Pick out each line with the word "title" from the material that follows.

[Dataset entries on figures]
:::
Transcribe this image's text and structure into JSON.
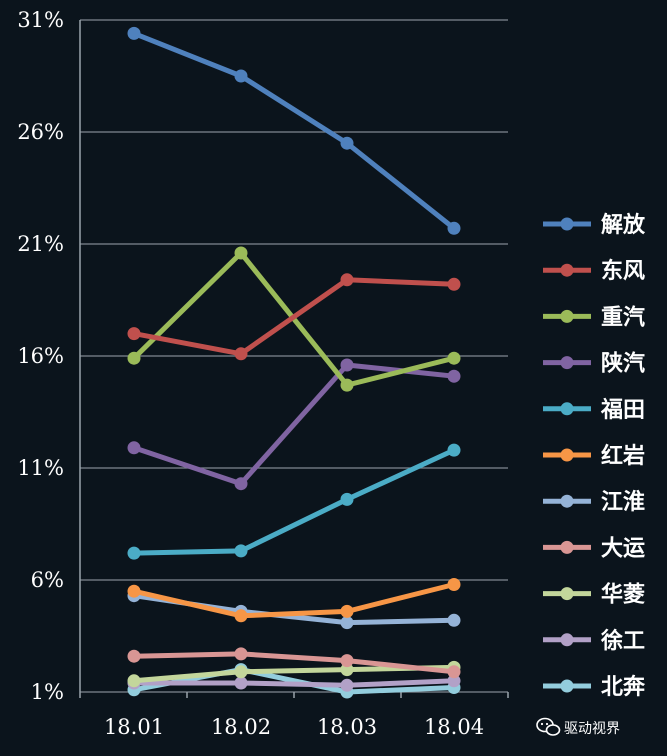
{
  "chart_data": {
    "type": "line",
    "title": "",
    "xlabel": "",
    "ylabel": "",
    "categories": [
      "18.01",
      "18.02",
      "18.03",
      "18.04"
    ],
    "y_ticks": [
      "1%",
      "6%",
      "11%",
      "16%",
      "21%",
      "26%",
      "31%"
    ],
    "ylim": [
      1,
      31
    ],
    "grid": true,
    "legend_position": "right",
    "series": [
      {
        "name": "解放",
        "color": "#4f81bd",
        "values": [
          30.4,
          28.5,
          25.5,
          21.7
        ]
      },
      {
        "name": "东风",
        "color": "#c0504d",
        "values": [
          17.0,
          16.1,
          19.4,
          19.2
        ]
      },
      {
        "name": "重汽",
        "color": "#9bbb59",
        "values": [
          15.9,
          20.6,
          14.7,
          15.9
        ]
      },
      {
        "name": "陕汽",
        "color": "#8064a2",
        "values": [
          11.9,
          10.3,
          15.6,
          15.1
        ]
      },
      {
        "name": "福田",
        "color": "#4bacc6",
        "values": [
          7.2,
          7.3,
          9.6,
          11.8
        ]
      },
      {
        "name": "红岩",
        "color": "#f79646",
        "values": [
          5.5,
          4.4,
          4.6,
          5.8
        ]
      },
      {
        "name": "江淮",
        "color": "#95b3d7",
        "values": [
          5.3,
          4.6,
          4.1,
          4.2
        ]
      },
      {
        "name": "大运",
        "color": "#d99694",
        "values": [
          2.6,
          2.7,
          2.4,
          1.9
        ]
      },
      {
        "name": "华菱",
        "color": "#c3d69b",
        "values": [
          1.5,
          1.9,
          2.0,
          2.1
        ]
      },
      {
        "name": "徐工",
        "color": "#b2a1c7",
        "values": [
          1.4,
          1.4,
          1.3,
          1.5
        ]
      },
      {
        "name": "北奔",
        "color": "#93cddd",
        "values": [
          1.1,
          2.0,
          1.0,
          1.2
        ]
      }
    ]
  },
  "watermark": {
    "text": "驱动视界",
    "icon": "wechat-icon"
  }
}
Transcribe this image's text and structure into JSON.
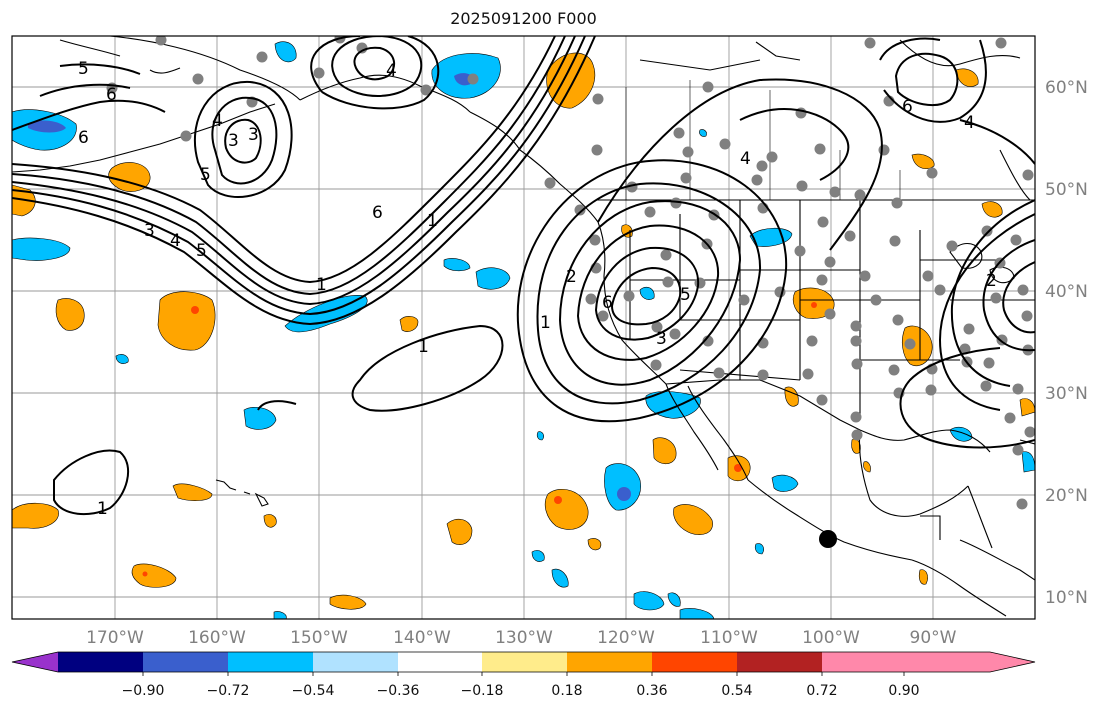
{
  "title": "2025091200 F000",
  "latitude_labels": [
    "60°N",
    "50°N",
    "40°N",
    "30°N",
    "20°N",
    "10°N"
  ],
  "longitude_labels": [
    "170°W",
    "160°W",
    "150°W",
    "140°W",
    "130°W",
    "120°W",
    "110°W",
    "100°W",
    "90°W"
  ],
  "colorbar": {
    "colors": [
      "#9932cc",
      "#000080",
      "#3a5fcd",
      "#00bfff",
      "#b0e2ff",
      "#ffffff",
      "#ffec8b",
      "#ffa500",
      "#ff4500",
      "#b22222",
      "#ff88aa"
    ],
    "tick_labels": [
      "−0.90",
      "−0.72",
      "−0.54",
      "−0.36",
      "−0.18",
      "0.18",
      "0.36",
      "0.54",
      "0.72",
      "0.90"
    ]
  },
  "contour_labels": [
    "5",
    "6",
    "6",
    "3",
    "4",
    "5",
    "3",
    "3",
    "4",
    "5",
    "6",
    "1",
    "1",
    "1",
    "1",
    "1",
    "2",
    "3",
    "6",
    "4",
    "5",
    "4",
    "6",
    "4",
    "2"
  ],
  "map_colors": {
    "land_outline": "#000000",
    "grid": "#9a9a9a",
    "station_dot": "#808080",
    "warm": "#ffa500",
    "warm_core": "#ff4500",
    "cool": "#00bfff",
    "cool_core": "#3a5fcd"
  }
}
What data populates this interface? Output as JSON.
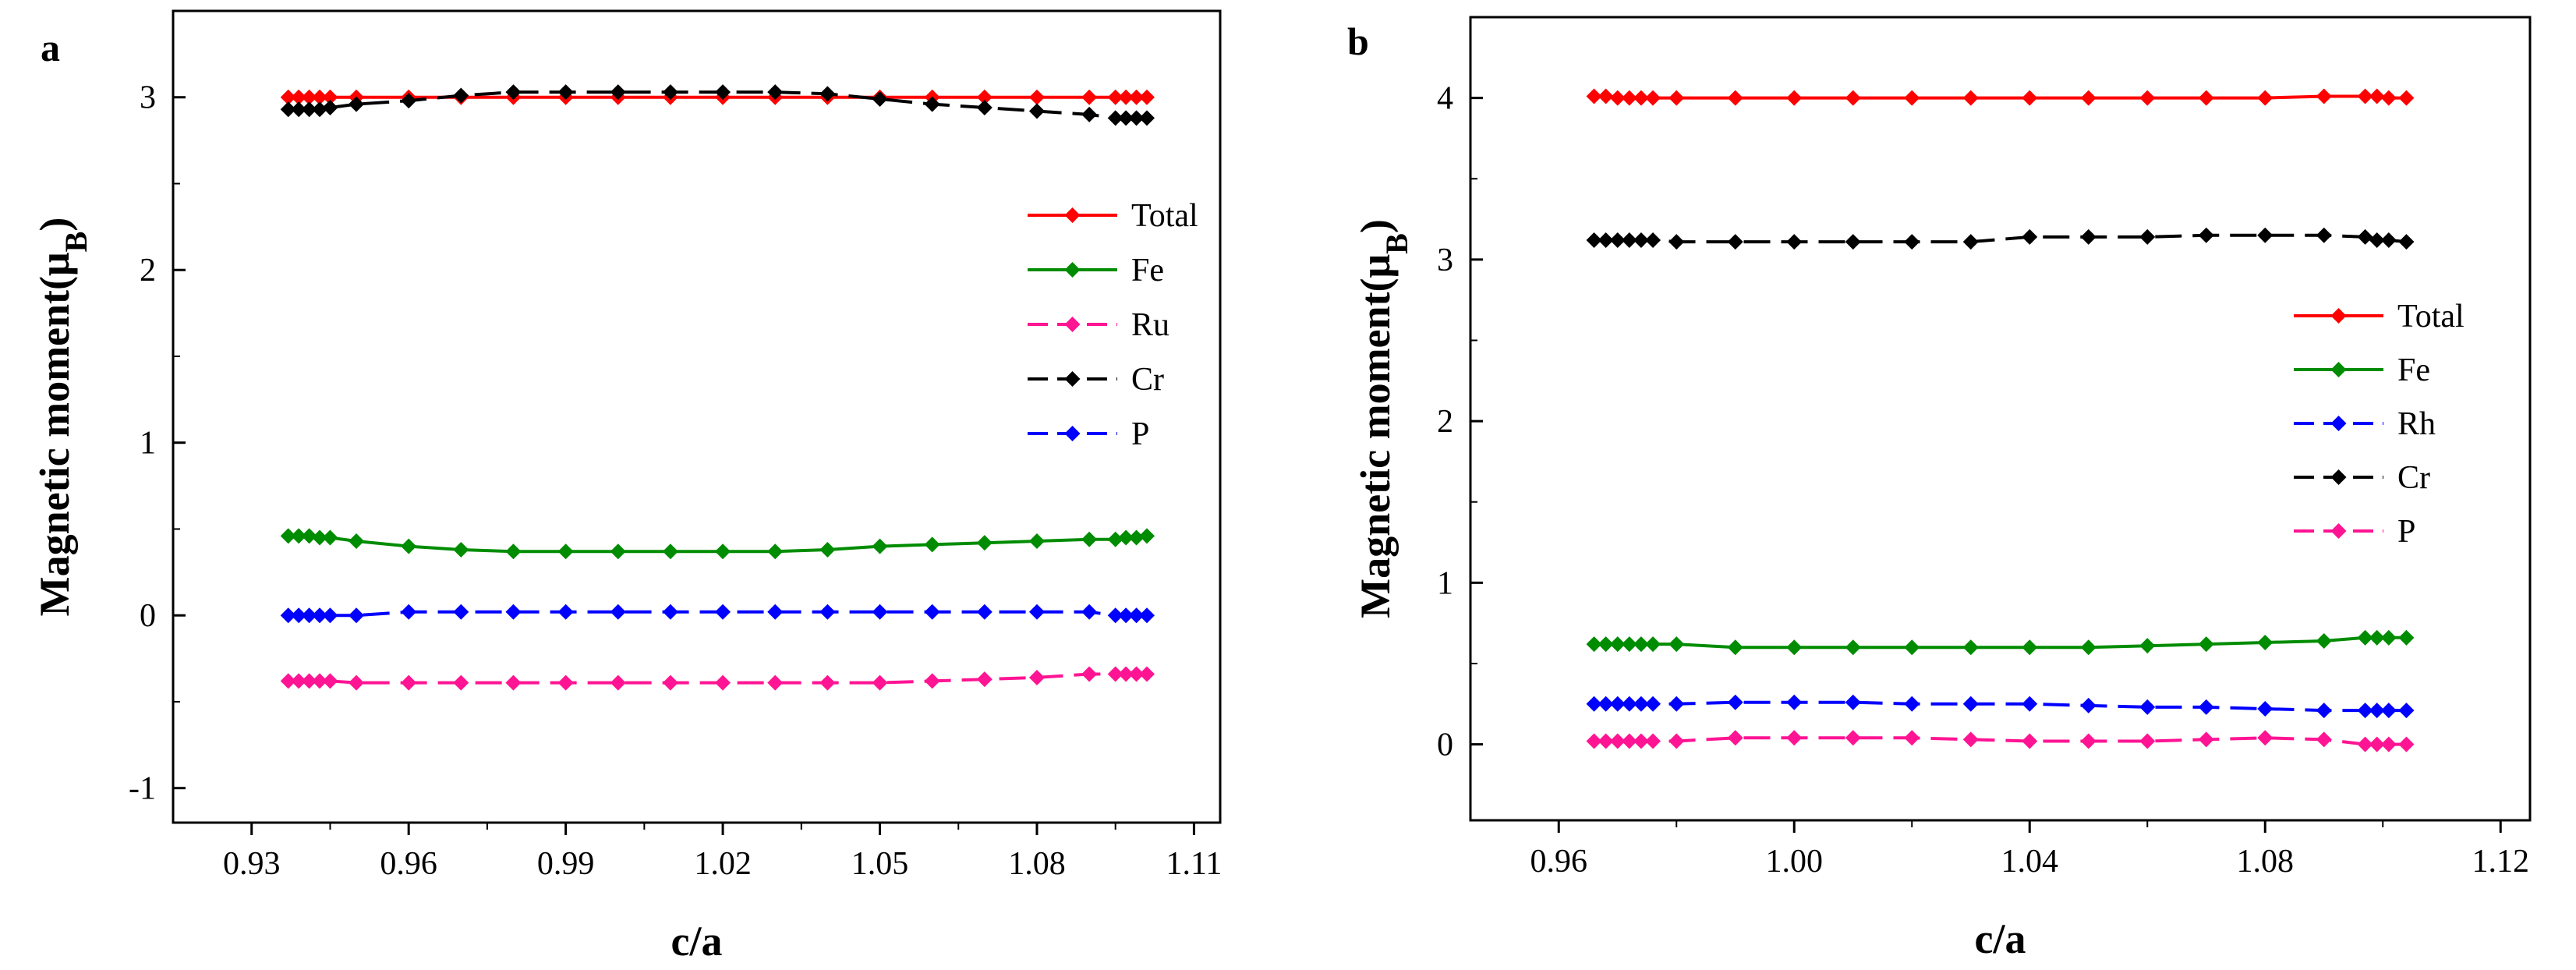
{
  "figure": {
    "panels": [
      "a",
      "b"
    ]
  },
  "chart_data": [
    {
      "panel": "a",
      "type": "line",
      "title": "",
      "xlabel": "c/a",
      "ylabel_main": "Magnetic moment(",
      "ylabel_mu": "μ",
      "ylabel_sub": "B",
      "ylabel_close": ")",
      "xlim": [
        0.915,
        1.115
      ],
      "ylim": [
        -1.2,
        3.5
      ],
      "xticks": [
        0.93,
        0.96,
        0.99,
        1.02,
        1.05,
        1.08,
        1.11
      ],
      "xtick_labels": [
        "0.93",
        "0.96",
        "0.99",
        "1.02",
        "1.05",
        "1.08",
        "1.11"
      ],
      "yticks": [
        -1,
        0,
        1,
        2,
        3
      ],
      "ytick_labels": [
        "-1",
        "0",
        "1",
        "2",
        "3"
      ],
      "legend_position": "right",
      "series": [
        {
          "name": "Total",
          "color": "#ff0000",
          "dash": "solid",
          "x": [
            0.937,
            0.939,
            0.941,
            0.943,
            0.945,
            0.95,
            0.96,
            0.97,
            0.98,
            0.99,
            1.0,
            1.01,
            1.02,
            1.03,
            1.04,
            1.05,
            1.06,
            1.07,
            1.08,
            1.09,
            1.095,
            1.097,
            1.099,
            1.101
          ],
          "y": [
            3.0,
            3.0,
            3.0,
            3.0,
            3.0,
            3.0,
            3.0,
            3.0,
            3.0,
            3.0,
            3.0,
            3.0,
            3.0,
            3.0,
            3.0,
            3.0,
            3.0,
            3.0,
            3.0,
            3.0,
            3.0,
            3.0,
            3.0,
            3.0
          ]
        },
        {
          "name": "Fe",
          "color": "#008c00",
          "dash": "solid",
          "x": [
            0.937,
            0.939,
            0.941,
            0.943,
            0.945,
            0.95,
            0.96,
            0.97,
            0.98,
            0.99,
            1.0,
            1.01,
            1.02,
            1.03,
            1.04,
            1.05,
            1.06,
            1.07,
            1.08,
            1.09,
            1.095,
            1.097,
            1.099,
            1.101
          ],
          "y": [
            0.46,
            0.46,
            0.46,
            0.45,
            0.45,
            0.43,
            0.4,
            0.38,
            0.37,
            0.37,
            0.37,
            0.37,
            0.37,
            0.37,
            0.38,
            0.4,
            0.41,
            0.42,
            0.43,
            0.44,
            0.44,
            0.45,
            0.45,
            0.46
          ]
        },
        {
          "name": "Ru",
          "color": "#ff1493",
          "dash": "dash",
          "x": [
            0.937,
            0.939,
            0.941,
            0.943,
            0.945,
            0.95,
            0.96,
            0.97,
            0.98,
            0.99,
            1.0,
            1.01,
            1.02,
            1.03,
            1.04,
            1.05,
            1.06,
            1.07,
            1.08,
            1.09,
            1.095,
            1.097,
            1.099,
            1.101
          ],
          "y": [
            -0.38,
            -0.38,
            -0.38,
            -0.38,
            -0.38,
            -0.39,
            -0.39,
            -0.39,
            -0.39,
            -0.39,
            -0.39,
            -0.39,
            -0.39,
            -0.39,
            -0.39,
            -0.39,
            -0.38,
            -0.37,
            -0.36,
            -0.34,
            -0.34,
            -0.34,
            -0.34,
            -0.34
          ]
        },
        {
          "name": "Cr",
          "color": "#000000",
          "dash": "dash",
          "x": [
            0.937,
            0.939,
            0.941,
            0.943,
            0.945,
            0.95,
            0.96,
            0.97,
            0.98,
            0.99,
            1.0,
            1.01,
            1.02,
            1.03,
            1.04,
            1.05,
            1.06,
            1.07,
            1.08,
            1.09,
            1.095,
            1.097,
            1.099,
            1.101
          ],
          "y": [
            2.93,
            2.93,
            2.93,
            2.93,
            2.94,
            2.96,
            2.98,
            3.01,
            3.03,
            3.03,
            3.03,
            3.03,
            3.03,
            3.03,
            3.02,
            2.99,
            2.96,
            2.94,
            2.92,
            2.9,
            2.88,
            2.88,
            2.88,
            2.88
          ]
        },
        {
          "name": "P",
          "color": "#0000ff",
          "dash": "dash",
          "x": [
            0.937,
            0.939,
            0.941,
            0.943,
            0.945,
            0.95,
            0.96,
            0.97,
            0.98,
            0.99,
            1.0,
            1.01,
            1.02,
            1.03,
            1.04,
            1.05,
            1.06,
            1.07,
            1.08,
            1.09,
            1.095,
            1.097,
            1.099,
            1.101
          ],
          "y": [
            0.0,
            0.0,
            0.0,
            0.0,
            0.0,
            0.0,
            0.02,
            0.02,
            0.02,
            0.02,
            0.02,
            0.02,
            0.02,
            0.02,
            0.02,
            0.02,
            0.02,
            0.02,
            0.02,
            0.02,
            0.0,
            0.0,
            0.0,
            0.0
          ]
        }
      ]
    },
    {
      "panel": "b",
      "type": "line",
      "title": "",
      "xlabel": "c/a",
      "ylabel_main": "Magnetic moment(",
      "ylabel_mu": "μ",
      "ylabel_sub": "B",
      "ylabel_close": ")",
      "xlim": [
        0.945,
        1.125
      ],
      "ylim": [
        -0.47,
        4.5
      ],
      "xticks": [
        0.96,
        1.0,
        1.04,
        1.08,
        1.12
      ],
      "xtick_labels": [
        "0.96",
        "1.00",
        "1.04",
        "1.08",
        "1.12"
      ],
      "yticks": [
        0,
        1,
        2,
        3,
        4
      ],
      "ytick_labels": [
        "0",
        "1",
        "2",
        "3",
        "4"
      ],
      "legend_position": "right",
      "series": [
        {
          "name": "Total",
          "color": "#ff0000",
          "dash": "solid",
          "x": [
            0.966,
            0.968,
            0.97,
            0.972,
            0.974,
            0.976,
            0.98,
            0.99,
            1.0,
            1.01,
            1.02,
            1.03,
            1.04,
            1.05,
            1.06,
            1.07,
            1.08,
            1.09,
            1.097,
            1.099,
            1.101,
            1.104
          ],
          "y": [
            4.01,
            4.01,
            4.0,
            4.0,
            4.0,
            4.0,
            4.0,
            4.0,
            4.0,
            4.0,
            4.0,
            4.0,
            4.0,
            4.0,
            4.0,
            4.0,
            4.0,
            4.01,
            4.01,
            4.01,
            4.0,
            4.0
          ]
        },
        {
          "name": "Fe",
          "color": "#008c00",
          "dash": "solid",
          "x": [
            0.966,
            0.968,
            0.97,
            0.972,
            0.974,
            0.976,
            0.98,
            0.99,
            1.0,
            1.01,
            1.02,
            1.03,
            1.04,
            1.05,
            1.06,
            1.07,
            1.08,
            1.09,
            1.097,
            1.099,
            1.101,
            1.104
          ],
          "y": [
            0.62,
            0.62,
            0.62,
            0.62,
            0.62,
            0.62,
            0.62,
            0.6,
            0.6,
            0.6,
            0.6,
            0.6,
            0.6,
            0.6,
            0.61,
            0.62,
            0.63,
            0.64,
            0.66,
            0.66,
            0.66,
            0.66
          ]
        },
        {
          "name": "Rh",
          "color": "#0000ff",
          "dash": "dash",
          "x": [
            0.966,
            0.968,
            0.97,
            0.972,
            0.974,
            0.976,
            0.98,
            0.99,
            1.0,
            1.01,
            1.02,
            1.03,
            1.04,
            1.05,
            1.06,
            1.07,
            1.08,
            1.09,
            1.097,
            1.099,
            1.101,
            1.104
          ],
          "y": [
            0.25,
            0.25,
            0.25,
            0.25,
            0.25,
            0.25,
            0.25,
            0.26,
            0.26,
            0.26,
            0.25,
            0.25,
            0.25,
            0.24,
            0.23,
            0.23,
            0.22,
            0.21,
            0.21,
            0.21,
            0.21,
            0.21
          ]
        },
        {
          "name": "Cr",
          "color": "#000000",
          "dash": "dash",
          "x": [
            0.966,
            0.968,
            0.97,
            0.972,
            0.974,
            0.976,
            0.98,
            0.99,
            1.0,
            1.01,
            1.02,
            1.03,
            1.04,
            1.05,
            1.06,
            1.07,
            1.08,
            1.09,
            1.097,
            1.099,
            1.101,
            1.104
          ],
          "y": [
            3.12,
            3.12,
            3.12,
            3.12,
            3.12,
            3.12,
            3.11,
            3.11,
            3.11,
            3.11,
            3.11,
            3.11,
            3.14,
            3.14,
            3.14,
            3.15,
            3.15,
            3.15,
            3.14,
            3.12,
            3.12,
            3.11
          ]
        },
        {
          "name": "P",
          "color": "#ff1493",
          "dash": "dash",
          "x": [
            0.966,
            0.968,
            0.97,
            0.972,
            0.974,
            0.976,
            0.98,
            0.99,
            1.0,
            1.01,
            1.02,
            1.03,
            1.04,
            1.05,
            1.06,
            1.07,
            1.08,
            1.09,
            1.097,
            1.099,
            1.101,
            1.104
          ],
          "y": [
            0.02,
            0.02,
            0.02,
            0.02,
            0.02,
            0.02,
            0.02,
            0.04,
            0.04,
            0.04,
            0.04,
            0.03,
            0.02,
            0.02,
            0.02,
            0.03,
            0.04,
            0.03,
            0.0,
            0.0,
            0.0,
            0.0
          ]
        }
      ]
    }
  ]
}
:::
● **Result of the exercise**
    "title": "",
  "title": "2025091200 F000",
      "title": "",
      "title": "",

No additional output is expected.